# Task statement
For each line below that includes the word "this", make a copy.

# Given data
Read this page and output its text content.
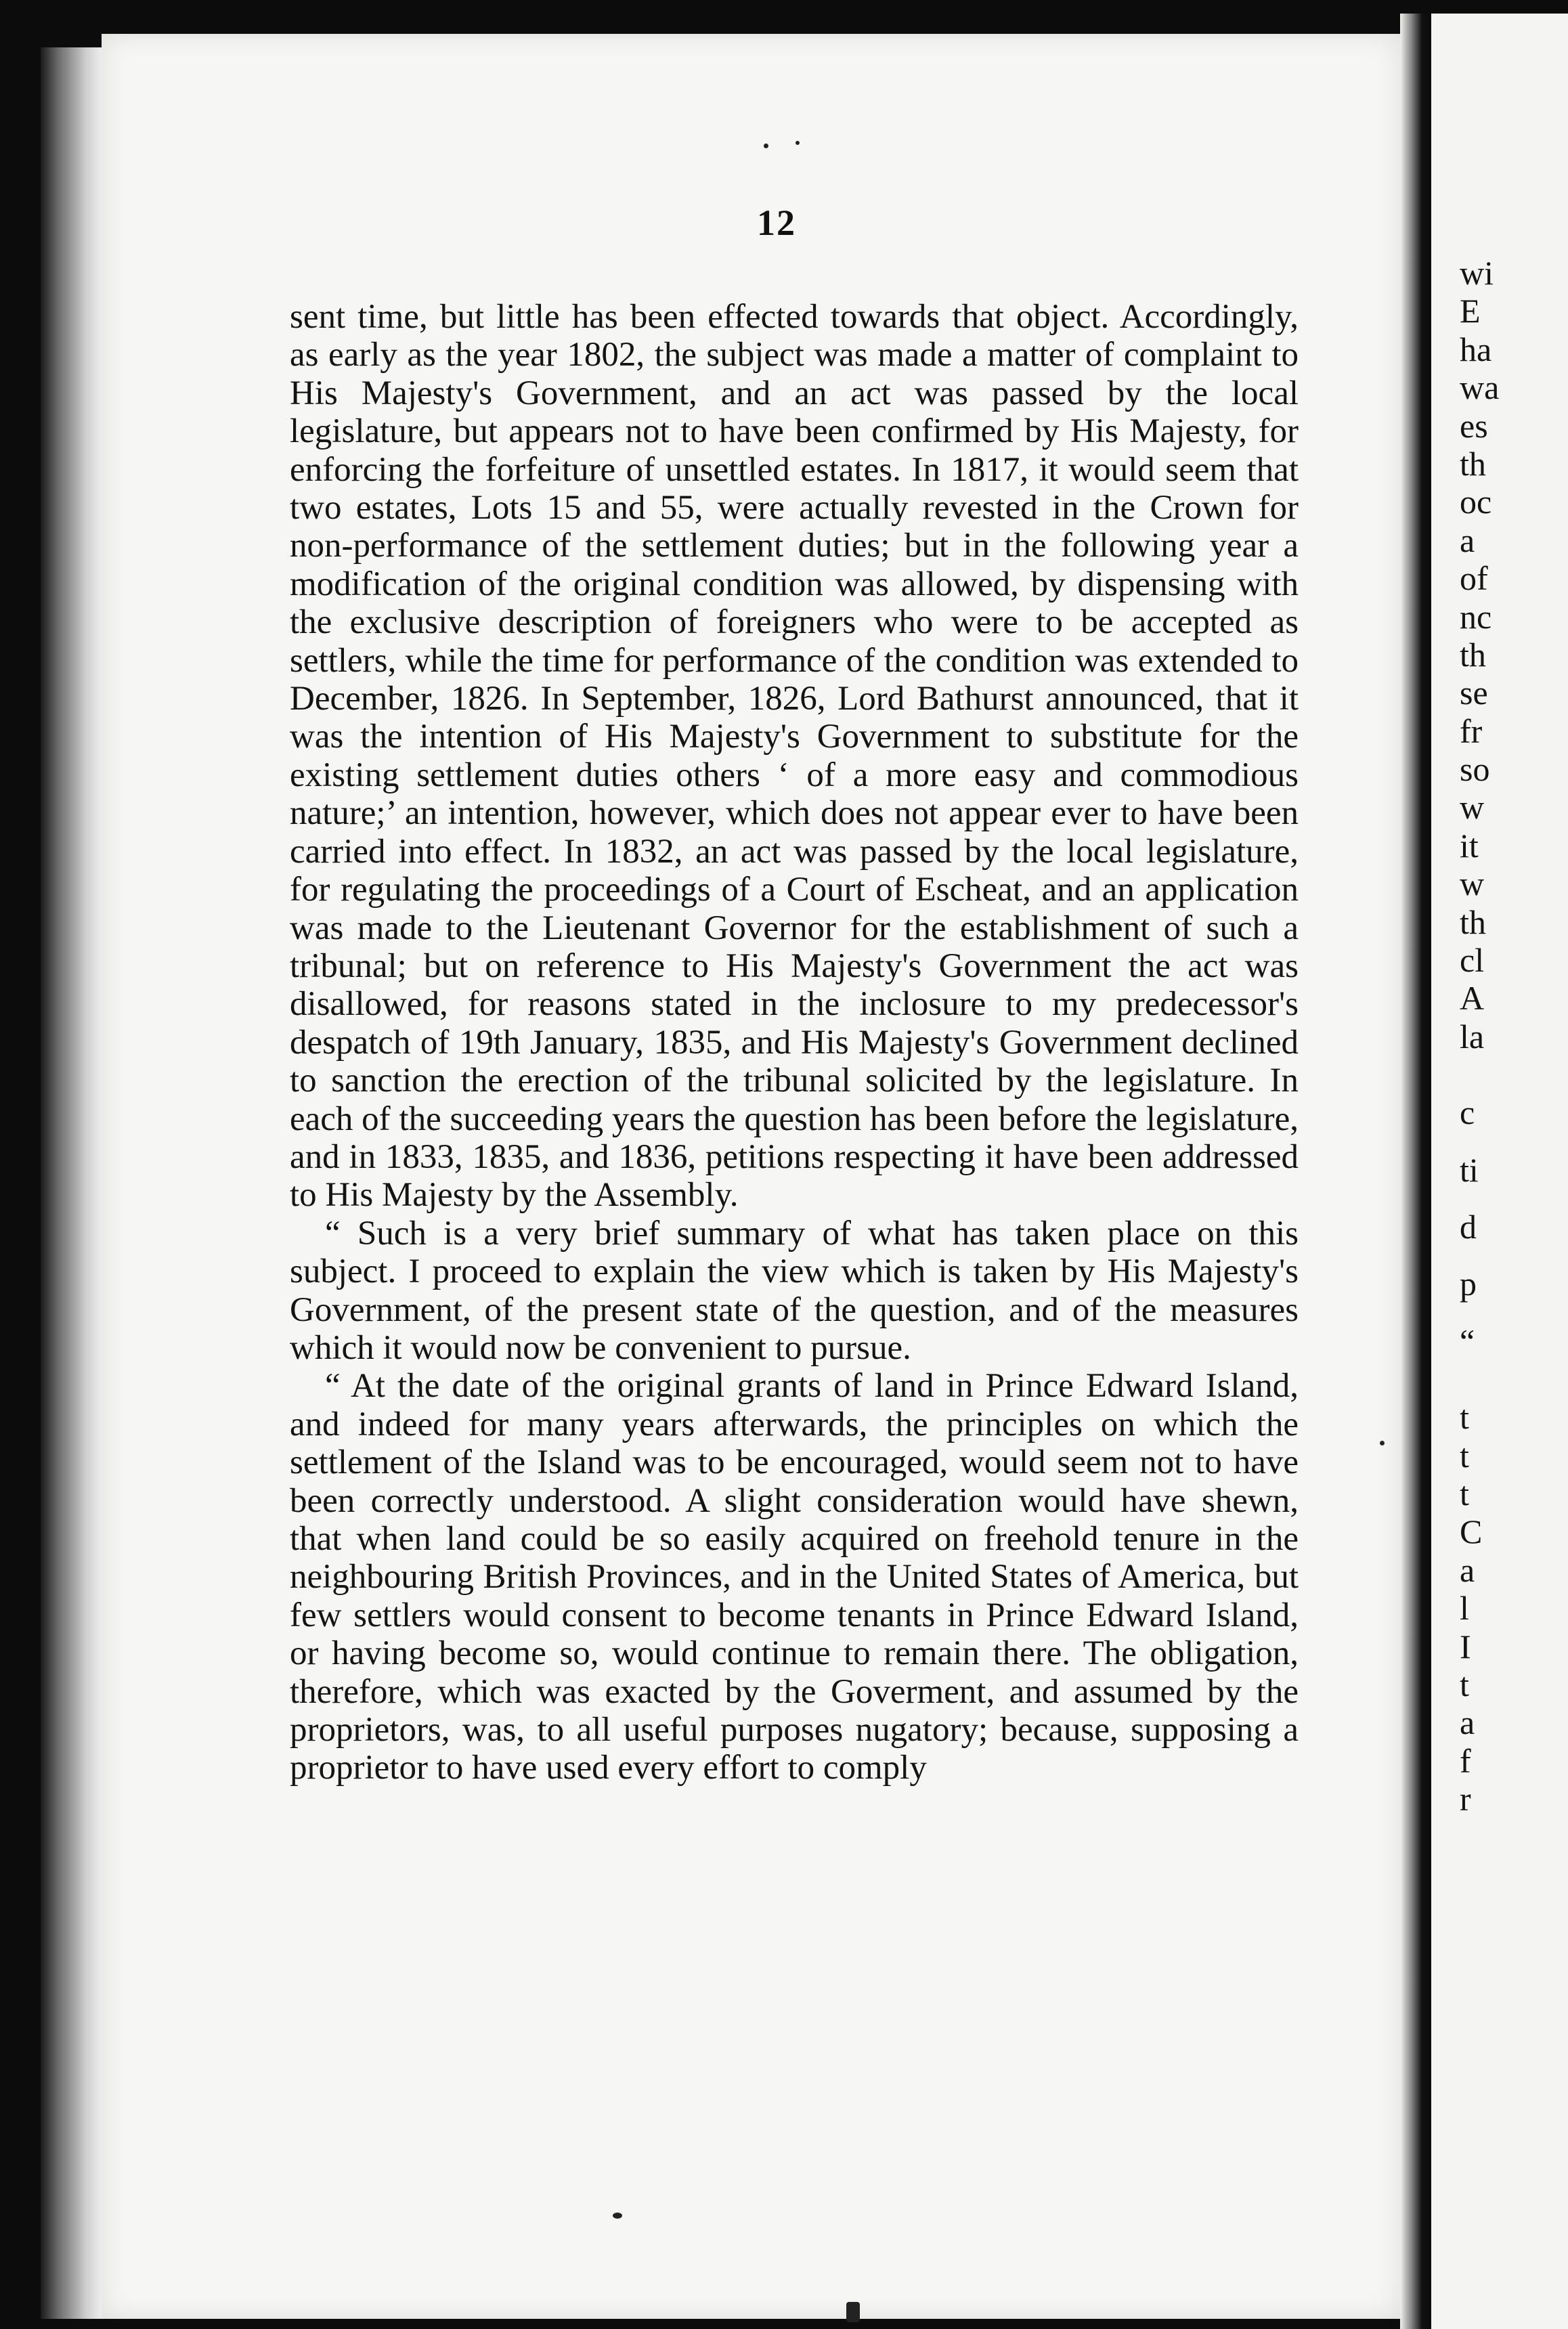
12

sent time, but little has been effected towards that object. Accordingly, as early as the year 1802, the subject was made a matter of complaint to His Majesty's Government, and an act was passed by the local legislature, but appears not to have been confirmed by His Majesty, for enforcing the forfeiture of unsettled estates. In 1817, it would seem that two estates, Lots 15 and 55, were actually revested in the Crown for non-performance of the settlement duties; but in the following year a modification of the original condition was allowed, by dispensing with the exclusive description of foreigners who were to be accepted as settlers, while the time for performance of the condition was extended to December, 1826. In September, 1826, Lord Bathurst announced, that it was the intention of His Majesty's Government to substitute for the existing settlement duties others ‘ of a more easy and commodious nature;’ an intention, however, which does not appear ever to have been carried into effect. In 1832, an act was passed by the local legislature, for regulating the proceedings of a Court of Escheat, and an application was made to the Lieutenant Governor for the establishment of such a tribunal; but on reference to His Majesty's Government the act was disallowed, for reasons stated in the inclosure to my predecessor's despatch of 19th January, 1835, and His Majesty's Government declined to sanction the erection of the tribunal solicited by the legislature. In each of the succeeding years the question has been before the legislature, and in 1833, 1835, and 1836, petitions respecting it have been addressed to His Majesty by the Assembly.

“ Such is a very brief summary of what has taken place on this subject. I proceed to explain the view which is taken by His Majesty's Government, of the present state of the question, and of the measures which it would now be convenient to pursue.

“ At the date of the original grants of land in Prince Edward Island, and indeed for many years afterwards, the principles on which the settlement of the Island was to be encouraged, would seem not to have been correctly understood. A slight consideration would have shewn, that when land could be so easily acquired on freehold tenure in the neighbouring British Provinces, and in the United States of America, but few settlers would consent to become tenants in Prince Edward Island, or having become so, would continue to remain there. The obligation, therefore, which was exacted by the Goverment, and assumed by the proprietors, was, to all useful purposes nugatory; because, supposing a proprietor to have used every effort to comply

wi
E
ha
wa
es
th
oc
a
of
nc
th
se
fr
so
w
it
w
th
cl
A
la

c

ti

d

p

“

t
t
t
C
a
l
I
t
a
f
r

# Answer in full
Read this page and output its text content.
“ Such is a very brief summary of what has taken place on this subject. I proceed to explain the view which is taken by His Majesty's Government, of the present state of the question, and of the measures which it would now be convenient to pursue.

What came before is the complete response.